→ Set exercise a
Output the entries below as a Markdown table with the columns n and Line, where n is the row number. Begin at the first line of the entries, continue through the line with "table-cell: 1.52% — [1192, 260, 1387, 328]", and skip blank lines.

→ Supplied passage
-=-=-=-=-

# GA15DE SERVICE MANUAL



## pepe_moro (Sep 14, 2006)

HI ANYONE KNOWS WHERE CAN I FIND THE SERVICE MANUAL FOR MY NISSAN SUNNY 98 GA15DE???, if theres is a link to download the manual please let me know.


----------



## TeKKiE (Aug 8, 2006)

pepe_moro said:


> HI ANYONE KNOWS WHERE CAN I FIND THE SERVICE MANUAL FOR MY NISSAN SUNNY 98 GA15DE???, if theres is a link to download the manual please let me know.


GA15? I would have thought that it only came with a 1.6 for 1996+ vehicles? Guess you got me...


----------



## stone (Jul 7, 2005)

If you are come from Hong Kong, you can ask Dai Chong for a copy of it.


----------



## narins (Feb 9, 2008)

Where I can download GA15DE Service manual.


----------



## IanH (Feb 11, 2003)

Try phatg20.net look in the "repository" and "FSM"

I expect the 1.5 GA is simular enough to the 1.6 that you can use this if you cant find the correct one. Since these are oranised by Car try both Sentra and Sunny ( the Asian Sunny was available with the 1.5 )


----------

-=-=-=-=-

→ Set exercise b
For each statement, say whether it agrees with the forum thread on the GA15DE service manual. Answer yes or no, and quote the words from the thread that settle it.
(i) The first post asks for the service manual for a 98 Nissan Sunny.
(ii) One reply suggests that someone from Hong Kong could ask Dai Chong for a copy.
(iii) IanH says the Asian Sunny was never offered with the 1.5.

-=-=-=-=-

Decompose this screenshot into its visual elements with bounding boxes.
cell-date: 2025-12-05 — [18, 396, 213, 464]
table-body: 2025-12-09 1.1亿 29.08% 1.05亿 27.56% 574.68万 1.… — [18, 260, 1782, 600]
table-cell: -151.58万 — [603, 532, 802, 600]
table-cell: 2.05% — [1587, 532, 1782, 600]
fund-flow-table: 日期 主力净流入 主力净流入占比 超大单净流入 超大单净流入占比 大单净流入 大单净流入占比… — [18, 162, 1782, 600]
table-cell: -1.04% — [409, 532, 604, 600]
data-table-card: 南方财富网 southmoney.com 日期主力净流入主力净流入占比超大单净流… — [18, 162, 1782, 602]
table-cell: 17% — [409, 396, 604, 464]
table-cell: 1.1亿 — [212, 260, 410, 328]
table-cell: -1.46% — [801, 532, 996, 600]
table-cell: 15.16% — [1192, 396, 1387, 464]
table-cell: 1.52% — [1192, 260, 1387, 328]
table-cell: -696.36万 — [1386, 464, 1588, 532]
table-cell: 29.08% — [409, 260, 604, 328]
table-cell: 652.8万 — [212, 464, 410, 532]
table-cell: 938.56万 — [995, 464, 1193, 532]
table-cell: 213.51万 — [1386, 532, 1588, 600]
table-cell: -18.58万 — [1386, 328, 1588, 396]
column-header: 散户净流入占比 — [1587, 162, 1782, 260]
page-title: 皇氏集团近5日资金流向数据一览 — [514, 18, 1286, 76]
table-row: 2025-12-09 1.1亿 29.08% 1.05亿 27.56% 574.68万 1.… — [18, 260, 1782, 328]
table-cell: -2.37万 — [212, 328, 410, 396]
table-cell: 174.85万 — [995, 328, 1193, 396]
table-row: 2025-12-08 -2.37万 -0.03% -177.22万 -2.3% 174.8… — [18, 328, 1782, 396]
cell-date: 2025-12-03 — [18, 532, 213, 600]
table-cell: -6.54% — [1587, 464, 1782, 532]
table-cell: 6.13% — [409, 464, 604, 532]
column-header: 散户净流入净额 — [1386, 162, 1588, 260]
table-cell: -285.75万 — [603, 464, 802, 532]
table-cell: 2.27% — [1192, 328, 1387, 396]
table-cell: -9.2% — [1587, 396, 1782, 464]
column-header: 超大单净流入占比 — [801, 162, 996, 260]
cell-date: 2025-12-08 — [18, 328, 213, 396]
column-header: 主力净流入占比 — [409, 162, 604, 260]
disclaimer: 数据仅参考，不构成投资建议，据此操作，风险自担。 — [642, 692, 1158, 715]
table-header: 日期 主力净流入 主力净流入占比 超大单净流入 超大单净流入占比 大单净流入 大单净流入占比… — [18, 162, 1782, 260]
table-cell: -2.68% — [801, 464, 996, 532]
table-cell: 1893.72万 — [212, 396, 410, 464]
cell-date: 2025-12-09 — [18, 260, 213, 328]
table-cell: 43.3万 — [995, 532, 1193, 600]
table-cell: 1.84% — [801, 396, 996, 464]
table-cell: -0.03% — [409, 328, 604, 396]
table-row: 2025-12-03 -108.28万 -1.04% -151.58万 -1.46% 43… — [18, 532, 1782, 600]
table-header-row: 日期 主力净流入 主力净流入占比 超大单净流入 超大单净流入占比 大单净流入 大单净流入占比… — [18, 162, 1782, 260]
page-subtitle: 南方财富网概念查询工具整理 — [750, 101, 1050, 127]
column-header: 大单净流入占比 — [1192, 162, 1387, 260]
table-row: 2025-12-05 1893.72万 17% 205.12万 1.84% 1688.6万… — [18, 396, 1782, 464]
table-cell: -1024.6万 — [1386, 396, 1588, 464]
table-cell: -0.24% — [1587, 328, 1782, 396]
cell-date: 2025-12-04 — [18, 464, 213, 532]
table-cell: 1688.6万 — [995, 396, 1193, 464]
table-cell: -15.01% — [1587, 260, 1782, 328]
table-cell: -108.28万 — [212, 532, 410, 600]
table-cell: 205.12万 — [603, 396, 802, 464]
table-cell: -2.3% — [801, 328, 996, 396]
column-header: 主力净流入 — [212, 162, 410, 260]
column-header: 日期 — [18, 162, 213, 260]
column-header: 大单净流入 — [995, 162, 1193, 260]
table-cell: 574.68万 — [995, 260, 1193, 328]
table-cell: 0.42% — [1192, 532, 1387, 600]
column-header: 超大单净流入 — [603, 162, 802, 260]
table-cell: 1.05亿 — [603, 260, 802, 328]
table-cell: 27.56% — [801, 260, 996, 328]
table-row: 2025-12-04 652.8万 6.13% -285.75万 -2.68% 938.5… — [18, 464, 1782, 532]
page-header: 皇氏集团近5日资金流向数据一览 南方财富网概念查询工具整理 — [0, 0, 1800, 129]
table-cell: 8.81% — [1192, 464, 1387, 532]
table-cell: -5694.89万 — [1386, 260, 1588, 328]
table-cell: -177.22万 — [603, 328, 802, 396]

-=-=-=-=-

→ Task result a
| n | Line |
|---|---|
| 1 | Decompose this screenshot into its visual elements with bounding boxes. |
| 2 | cell-date: 2025-12-05 — [18, 396, 213, 464] |
| 3 | table-body: 2025-12-09 1.1亿 29.08% 1.05亿 27.56% 574.68万 1.… — [18, 260, 1782, 600] |
| 4 | table-cell: -151.58万 — [603, 532, 802, 600] |
| 5 | table-cell: 2.05% — [1587, 532, 1782, 600] |
| 6 | fund-flow-table: 日期 主力净流入 主力净流入占比 超大单净流入 超大单净流入占比 大单净流入 大单净流入占比… — [18, 162, 1782, 600] |
| 7 | table-cell: -1.04% — [409, 532, 604, 600] |
| 8 | data-table-card: 南方财富网 southmoney.com 日期主力净流入主力净流入占比超大单净流… — [18, 162, 1782, 602] |
| 9 | table-cell: 17% — [409, 396, 604, 464] |
| 10 | table-cell: 1.1亿 — [212, 260, 410, 328] |
| 11 | table-cell: -1.46% — [801, 532, 996, 600] |
| 12 | table-cell: 15.16% — [1192, 396, 1387, 464] |
| 13 | table-cell: 1.52% — [1192, 260, 1387, 328] |

→ Task result b
(i) Yes: "SERVICE MANUAL FOR MY NISSAN SUNNY 98 GA15DE"
(ii) Yes: "If you are come from Hong Kong, you can ask Dai Chong for a copy of it."
(iii) No: "the Asian Sunny was available with the 1.5"